### Written instruction
Look through the data below. Pick out the lines holding the string "ZAREJESTROWAĆ".

[Collected data]
—————

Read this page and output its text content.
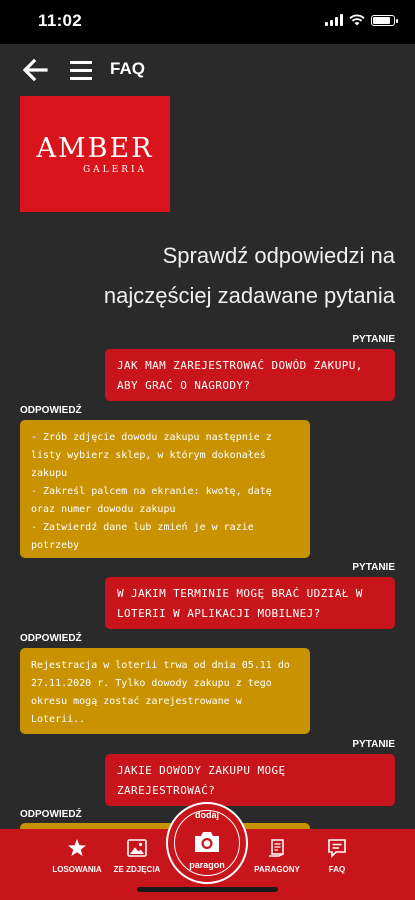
11:02
FAQ
AMBER
GALERIA
Sprawdź odpowiedzi na
najczęściej zadawane pytania
PYTANIE
JAK MAM ZAREJESTROWAĆ DOWÓD ZAKUPU, ABY GRAĆ O NAGRODY?
ODPOWIEDŹ
- Zrób zdjęcie dowodu zakupu następnie z listy wybierz sklep, w którym dokonałeś zakupu
- Zakreśl palcem na ekranie: kwotę, datę oraz numer dowodu zakupu
- Zatwierdź dane lub zmień je w razie potrzeby
PYTANIE
W JAKIM TERMINIE MOGĘ BRAĆ UDZIAŁ W LOTERII W APLIKACJI MOBILNEJ?
ODPOWIEDŹ
Rejestracja w loterii trwa od dnia 05.11 do 27.11.2020 r. Tylko dowody zakupu z tego okresu mogą zostać zarejestrowane w Loterii..
PYTANIE
JAKIE DOWODY ZAKUPU MOGĘ ZAREJESTROWAĆ?
ODPOWIEDŹ
LOSOWANIA ZE ZDJĘCIA	PARAGONY	FAQ
dodaj
paragon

—————

### Solution below
JAK MAM ZAREJESTROWAĆ DOWÓD ZAKUPU, ABY GRAĆ O NAGRODY?
JAKIE DOWODY ZAKUPU MOGĘ ZAREJESTROWAĆ?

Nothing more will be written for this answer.